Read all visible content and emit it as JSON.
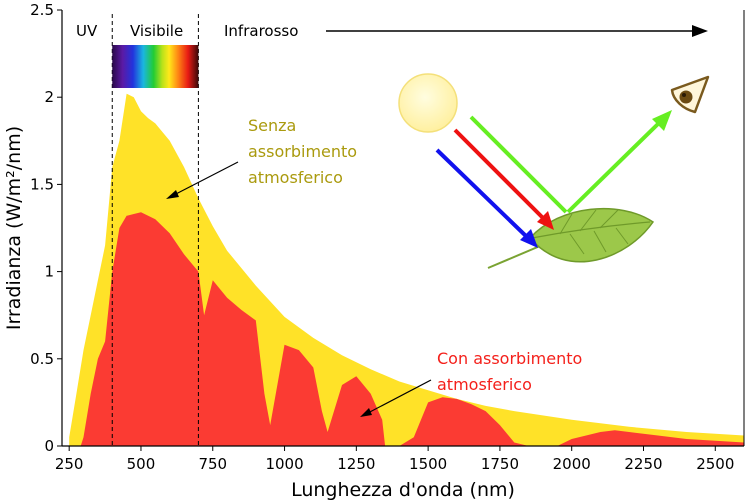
{
  "chart_data": {
    "type": "area",
    "xlabel": "Lunghezza d'onda (nm)",
    "ylabel": "Irradianza (W/m²/nm)",
    "xlim": [
      225,
      2600
    ],
    "ylim": [
      0,
      2.5
    ],
    "x_ticks": [
      "250",
      "500",
      "750",
      "1000",
      "1250",
      "1500",
      "1750",
      "2000",
      "2250",
      "2500"
    ],
    "y_ticks": [
      "0",
      "0.5",
      "1",
      "1.5",
      "2",
      "2.5"
    ],
    "bands": [
      {
        "label": "UV",
        "range": [
          225,
          400
        ]
      },
      {
        "label": "Visibile",
        "range": [
          400,
          700
        ]
      },
      {
        "label": "Infrarosso",
        "range": [
          700,
          2600
        ]
      }
    ],
    "series": [
      {
        "name": "Senza assorbimento atmosferico",
        "color": "#ffe228",
        "x": [
          250,
          275,
          300,
          325,
          350,
          375,
          400,
          425,
          450,
          475,
          500,
          525,
          550,
          600,
          650,
          700,
          750,
          800,
          900,
          1000,
          1100,
          1200,
          1300,
          1400,
          1500,
          1600,
          1700,
          1800,
          2000,
          2200,
          2400,
          2600
        ],
        "y": [
          0.05,
          0.3,
          0.55,
          0.75,
          0.95,
          1.15,
          1.6,
          1.75,
          2.02,
          2.0,
          1.92,
          1.88,
          1.85,
          1.75,
          1.6,
          1.42,
          1.26,
          1.12,
          0.92,
          0.74,
          0.62,
          0.52,
          0.44,
          0.37,
          0.32,
          0.27,
          0.23,
          0.2,
          0.15,
          0.11,
          0.08,
          0.06
        ]
      },
      {
        "name": "Con assorbimento atmosferico",
        "color": "#fb3b33",
        "x": [
          290,
          300,
          325,
          350,
          375,
          400,
          425,
          450,
          475,
          500,
          550,
          600,
          650,
          700,
          720,
          750,
          800,
          850,
          900,
          930,
          950,
          1000,
          1050,
          1100,
          1130,
          1150,
          1200,
          1250,
          1300,
          1340,
          1350,
          1400,
          1450,
          1500,
          1550,
          1600,
          1650,
          1700,
          1750,
          1800,
          1850,
          1900,
          1950,
          2000,
          2050,
          2100,
          2150,
          2200,
          2300,
          2400,
          2500,
          2600
        ],
        "y": [
          0.0,
          0.05,
          0.3,
          0.5,
          0.6,
          1.0,
          1.25,
          1.32,
          1.33,
          1.34,
          1.3,
          1.22,
          1.1,
          1.0,
          0.75,
          0.95,
          0.85,
          0.78,
          0.72,
          0.3,
          0.12,
          0.58,
          0.55,
          0.45,
          0.2,
          0.08,
          0.35,
          0.4,
          0.3,
          0.15,
          0.0,
          0.0,
          0.05,
          0.25,
          0.28,
          0.27,
          0.24,
          0.2,
          0.12,
          0.02,
          0.0,
          0.0,
          0.0,
          0.04,
          0.06,
          0.08,
          0.09,
          0.08,
          0.06,
          0.04,
          0.03,
          0.02
        ]
      }
    ],
    "annotations": {
      "senza_line1": "Senza",
      "senza_line2": "assorbimento",
      "senza_line3": "atmosferico",
      "con_line1": "Con assorbimento",
      "con_line2": "atmosferico"
    }
  },
  "colors": {
    "senza_text": "#aa9a0e",
    "con_text": "#f4201b",
    "green": "#66ee22",
    "red": "#ee1111",
    "blue": "#1111ee",
    "leaf": "#9cc84a",
    "sun": "#fff3a0"
  },
  "icons": [
    "sun-icon",
    "eye-icon",
    "leaf-icon"
  ]
}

INSTRUCTIONS TO FOLLOW. Search the data above for the word "name", then gather each line in which it appears.

THE OUTPUT.
        "name": "Senza assorbimento atmosferico",
        "name": "Con assorbimento atmosferico",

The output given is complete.